Would you retype all of these records exactly?

[Stored entries]
((

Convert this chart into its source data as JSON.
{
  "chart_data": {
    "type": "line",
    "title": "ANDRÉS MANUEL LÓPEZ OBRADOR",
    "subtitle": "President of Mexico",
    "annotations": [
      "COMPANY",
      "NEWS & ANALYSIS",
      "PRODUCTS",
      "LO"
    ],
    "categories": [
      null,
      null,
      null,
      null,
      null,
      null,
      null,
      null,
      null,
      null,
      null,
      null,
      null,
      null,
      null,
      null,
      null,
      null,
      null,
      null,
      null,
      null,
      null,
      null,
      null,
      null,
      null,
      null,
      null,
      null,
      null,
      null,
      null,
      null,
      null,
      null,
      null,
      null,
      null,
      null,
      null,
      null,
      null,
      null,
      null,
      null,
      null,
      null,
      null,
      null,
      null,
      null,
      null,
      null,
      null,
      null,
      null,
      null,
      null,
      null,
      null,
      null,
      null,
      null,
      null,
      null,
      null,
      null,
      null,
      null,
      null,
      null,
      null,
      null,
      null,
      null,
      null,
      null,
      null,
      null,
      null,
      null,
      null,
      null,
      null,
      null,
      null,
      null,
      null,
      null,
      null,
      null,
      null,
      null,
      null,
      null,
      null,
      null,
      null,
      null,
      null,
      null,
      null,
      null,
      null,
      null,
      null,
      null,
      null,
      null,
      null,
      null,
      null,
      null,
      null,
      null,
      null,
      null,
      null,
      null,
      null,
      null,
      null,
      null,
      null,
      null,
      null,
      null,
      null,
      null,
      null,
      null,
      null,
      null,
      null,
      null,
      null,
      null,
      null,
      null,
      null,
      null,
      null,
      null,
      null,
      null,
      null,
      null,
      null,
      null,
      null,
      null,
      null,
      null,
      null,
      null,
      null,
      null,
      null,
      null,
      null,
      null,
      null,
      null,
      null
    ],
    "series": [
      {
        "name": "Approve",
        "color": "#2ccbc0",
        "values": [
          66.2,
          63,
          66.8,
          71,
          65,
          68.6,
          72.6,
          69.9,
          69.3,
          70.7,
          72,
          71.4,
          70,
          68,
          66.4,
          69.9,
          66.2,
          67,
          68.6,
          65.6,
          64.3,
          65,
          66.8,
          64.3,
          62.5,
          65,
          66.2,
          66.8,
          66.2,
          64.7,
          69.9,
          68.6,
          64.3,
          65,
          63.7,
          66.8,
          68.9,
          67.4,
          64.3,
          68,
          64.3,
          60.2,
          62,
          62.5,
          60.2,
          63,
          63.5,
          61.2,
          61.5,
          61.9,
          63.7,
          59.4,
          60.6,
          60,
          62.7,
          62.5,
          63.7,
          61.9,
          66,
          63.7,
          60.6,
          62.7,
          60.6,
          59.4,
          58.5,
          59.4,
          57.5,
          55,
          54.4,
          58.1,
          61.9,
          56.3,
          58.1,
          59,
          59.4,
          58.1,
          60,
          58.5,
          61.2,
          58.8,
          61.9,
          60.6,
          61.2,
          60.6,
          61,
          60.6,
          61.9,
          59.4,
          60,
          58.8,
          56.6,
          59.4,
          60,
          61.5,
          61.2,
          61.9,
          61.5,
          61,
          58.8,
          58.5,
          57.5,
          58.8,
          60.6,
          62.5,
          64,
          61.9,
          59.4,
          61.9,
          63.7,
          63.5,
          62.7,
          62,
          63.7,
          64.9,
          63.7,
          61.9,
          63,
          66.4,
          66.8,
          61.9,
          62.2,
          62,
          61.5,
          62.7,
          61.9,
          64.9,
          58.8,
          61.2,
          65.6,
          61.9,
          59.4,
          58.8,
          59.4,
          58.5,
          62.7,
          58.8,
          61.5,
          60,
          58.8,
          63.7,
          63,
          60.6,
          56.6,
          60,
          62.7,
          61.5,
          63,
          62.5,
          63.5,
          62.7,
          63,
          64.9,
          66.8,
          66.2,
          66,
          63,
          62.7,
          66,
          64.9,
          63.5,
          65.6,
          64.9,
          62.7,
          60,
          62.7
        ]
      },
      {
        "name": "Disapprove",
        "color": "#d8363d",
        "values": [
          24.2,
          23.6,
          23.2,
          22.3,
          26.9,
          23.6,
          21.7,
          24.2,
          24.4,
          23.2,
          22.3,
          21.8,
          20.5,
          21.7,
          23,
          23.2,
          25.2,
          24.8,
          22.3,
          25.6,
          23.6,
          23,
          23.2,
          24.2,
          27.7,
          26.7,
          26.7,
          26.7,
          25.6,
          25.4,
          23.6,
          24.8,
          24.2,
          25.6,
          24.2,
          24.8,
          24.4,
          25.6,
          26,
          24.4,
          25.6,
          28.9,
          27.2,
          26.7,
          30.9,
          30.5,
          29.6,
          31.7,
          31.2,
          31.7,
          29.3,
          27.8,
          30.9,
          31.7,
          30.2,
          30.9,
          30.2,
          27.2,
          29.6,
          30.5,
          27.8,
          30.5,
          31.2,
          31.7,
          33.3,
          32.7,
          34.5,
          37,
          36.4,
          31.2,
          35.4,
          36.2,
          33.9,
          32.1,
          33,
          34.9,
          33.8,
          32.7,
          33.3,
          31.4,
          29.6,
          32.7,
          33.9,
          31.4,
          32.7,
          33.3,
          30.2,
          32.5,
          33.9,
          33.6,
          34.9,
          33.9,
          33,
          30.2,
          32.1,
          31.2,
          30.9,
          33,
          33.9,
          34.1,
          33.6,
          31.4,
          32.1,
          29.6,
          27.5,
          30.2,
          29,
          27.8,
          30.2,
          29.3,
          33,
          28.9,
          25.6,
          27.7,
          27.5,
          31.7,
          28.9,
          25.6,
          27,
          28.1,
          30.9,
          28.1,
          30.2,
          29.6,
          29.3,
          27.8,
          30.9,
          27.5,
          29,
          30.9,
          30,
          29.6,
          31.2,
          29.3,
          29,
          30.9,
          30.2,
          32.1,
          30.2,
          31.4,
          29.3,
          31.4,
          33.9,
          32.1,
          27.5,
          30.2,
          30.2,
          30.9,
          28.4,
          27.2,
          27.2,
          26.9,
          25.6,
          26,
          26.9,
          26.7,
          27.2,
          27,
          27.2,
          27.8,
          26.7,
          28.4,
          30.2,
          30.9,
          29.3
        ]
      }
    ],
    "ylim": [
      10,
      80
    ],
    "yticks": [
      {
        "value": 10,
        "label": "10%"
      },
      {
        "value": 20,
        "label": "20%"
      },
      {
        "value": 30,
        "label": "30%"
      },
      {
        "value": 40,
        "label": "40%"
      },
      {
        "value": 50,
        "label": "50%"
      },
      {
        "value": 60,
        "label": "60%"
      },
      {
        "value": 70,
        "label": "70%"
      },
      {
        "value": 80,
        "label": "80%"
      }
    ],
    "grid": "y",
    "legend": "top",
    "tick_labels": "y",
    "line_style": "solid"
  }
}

))

◆ OUTPUT BELOW ◆
Convert this chart into its source data as JSON.
{
  "chart_data": {
    "type": "line",
    "title": "ANDRÉS MANUEL LÓPEZ OBRADOR",
    "subtitle": "President of Mexico",
    "annotations": [
      "COMPANY",
      "NEWS & ANALYSIS",
      "PRODUCTS",
      "LO"
    ],
    "categories": [
      null,
      null,
      null,
      null,
      null,
      null,
      null,
      null,
      null,
      null,
      null,
      null,
      null,
      null,
      null,
      null,
      null,
      null,
      null,
      null,
      null,
      null,
      null,
      null,
      null,
      null,
      null,
      null,
      null,
      null,
      null,
      null,
      null,
      null,
      null,
      null,
      null,
      null,
      null,
      null,
      null,
      null,
      null,
      null,
      null,
      null,
      null,
      null,
      null,
      null,
      null,
      null,
      null,
      null,
      null,
      null,
      null,
      null,
      null,
      null,
      null,
      null,
      null,
      null,
      null,
      null,
      null,
      null,
      null,
      null,
      null,
      null,
      null,
      null,
      null,
      null,
      null,
      null,
      null,
      null,
      null,
      null,
      null,
      null,
      null,
      null,
      null,
      null,
      null,
      null,
      null,
      null,
      null,
      null,
      null,
      null,
      null,
      null,
      null,
      null,
      null,
      null,
      null,
      null,
      null,
      null,
      null,
      null,
      null,
      null,
      null,
      null,
      null,
      null,
      null,
      null,
      null,
      null,
      null,
      null,
      null,
      null,
      null,
      null,
      null,
      null,
      null,
      null,
      null,
      null,
      null,
      null,
      null,
      null,
      null,
      null,
      null,
      null,
      null,
      null,
      null,
      null,
      null,
      null,
      null,
      null,
      null,
      null,
      null,
      null,
      null,
      null,
      null,
      null,
      null,
      null,
      null,
      null,
      null,
      null,
      null,
      null,
      null,
      null,
      null
    ],
    "series": [
      {
        "name": "Approve",
        "color": "#2ccbc0",
        "values": [
          66.2,
          63,
          66.8,
          71,
          65,
          68.6,
          72.6,
          69.9,
          69.3,
          70.7,
          72,
          71.4,
          70,
          68,
          66.4,
          69.9,
          66.2,
          67,
          68.6,
          65.6,
          64.3,
          65,
          66.8,
          64.3,
          62.5,
          65,
          66.2,
          66.8,
          66.2,
          64.7,
          69.9,
          68.6,
          64.3,
          65,
          63.7,
          66.8,
          68.9,
          67.4,
          64.3,
          68,
          64.3,
          60.2,
          62,
          62.5,
          60.2,
          63,
          63.5,
          61.2,
          61.5,
          61.9,
          63.7,
          59.4,
          60.6,
          60,
          62.7,
          62.5,
          63.7,
          61.9,
          66,
          63.7,
          60.6,
          62.7,
          60.6,
          59.4,
          58.5,
          59.4,
          57.5,
          55,
          54.4,
          58.1,
          61.9,
          56.3,
          58.1,
          59,
          59.4,
          58.1,
          60,
          58.5,
          61.2,
          58.8,
          61.9,
          60.6,
          61.2,
          60.6,
          61,
          60.6,
          61.9,
          59.4,
          60,
          58.8,
          56.6,
          59.4,
          60,
          61.5,
          61.2,
          61.9,
          61.5,
          61,
          58.8,
          58.5,
          57.5,
          58.8,
          60.6,
          62.5,
          64,
          61.9,
          59.4,
          61.9,
          63.7,
          63.5,
          62.7,
          62,
          63.7,
          64.9,
          63.7,
          61.9,
          63,
          66.4,
          66.8,
          61.9,
          62.2,
          62,
          61.5,
          62.7,
          61.9,
          64.9,
          58.8,
          61.2,
          65.6,
          61.9,
          59.4,
          58.8,
          59.4,
          58.5,
          62.7,
          58.8,
          61.5,
          60,
          58.8,
          63.7,
          63,
          60.6,
          56.6,
          60,
          62.7,
          61.5,
          63,
          62.5,
          63.5,
          62.7,
          63,
          64.9,
          66.8,
          66.2,
          66,
          63,
          62.7,
          66,
          64.9,
          63.5,
          65.6,
          64.9,
          62.7,
          60,
          62.7
        ]
      },
      {
        "name": "Disapprove",
        "color": "#d8363d",
        "values": [
          24.2,
          23.6,
          23.2,
          22.3,
          26.9,
          23.6,
          21.7,
          24.2,
          24.4,
          23.2,
          22.3,
          21.8,
          20.5,
          21.7,
          23,
          23.2,
          25.2,
          24.8,
          22.3,
          25.6,
          23.6,
          23,
          23.2,
          24.2,
          27.7,
          26.7,
          26.7,
          26.7,
          25.6,
          25.4,
          23.6,
          24.8,
          24.2,
          25.6,
          24.2,
          24.8,
          24.4,
          25.6,
          26,
          24.4,
          25.6,
          28.9,
          27.2,
          26.7,
          30.9,
          30.5,
          29.6,
          31.7,
          31.2,
          31.7,
          29.3,
          27.8,
          30.9,
          31.7,
          30.2,
          30.9,
          30.2,
          27.2,
          29.6,
          30.5,
          27.8,
          30.5,
          31.2,
          31.7,
          33.3,
          32.7,
          34.5,
          37,
          36.4,
          31.2,
          35.4,
          36.2,
          33.9,
          32.1,
          33,
          34.9,
          33.8,
          32.7,
          33.3,
          31.4,
          29.6,
          32.7,
          33.9,
          31.4,
          32.7,
          33.3,
          30.2,
          32.5,
          33.9,
          33.6,
          34.9,
          33.9,
          33,
          30.2,
          32.1,
          31.2,
          30.9,
          33,
          33.9,
          34.1,
          33.6,
          31.4,
          32.1,
          29.6,
          27.5,
          30.2,
          29,
          27.8,
          30.2,
          29.3,
          33,
          28.9,
          25.6,
          27.7,
          27.5,
          31.7,
          28.9,
          25.6,
          27,
          28.1,
          30.9,
          28.1,
          30.2,
          29.6,
          29.3,
          27.8,
          30.9,
          27.5,
          29,
          30.9,
          30,
          29.6,
          31.2,
          29.3,
          29,
          30.9,
          30.2,
          32.1,
          30.2,
          31.4,
          29.3,
          31.4,
          33.9,
          32.1,
          27.5,
          30.2,
          30.2,
          30.9,
          28.4,
          27.2,
          27.2,
          26.9,
          25.6,
          26,
          26.9,
          26.7,
          27.2,
          27,
          27.2,
          27.8,
          26.7,
          28.4,
          30.2,
          30.9,
          29.3
        ]
      }
    ],
    "ylim": [
      10,
      80
    ],
    "yticks": [
      {
        "value": 10,
        "label": "10%"
      },
      {
        "value": 20,
        "label": "20%"
      },
      {
        "value": 30,
        "label": "30%"
      },
      {
        "value": 40,
        "label": "40%"
      },
      {
        "value": 50,
        "label": "50%"
      },
      {
        "value": 60,
        "label": "60%"
      },
      {
        "value": 70,
        "label": "70%"
      },
      {
        "value": 80,
        "label": "80%"
      }
    ],
    "grid": "y",
    "legend": "top",
    "tick_labels": "y",
    "line_style": "solid"
  }
}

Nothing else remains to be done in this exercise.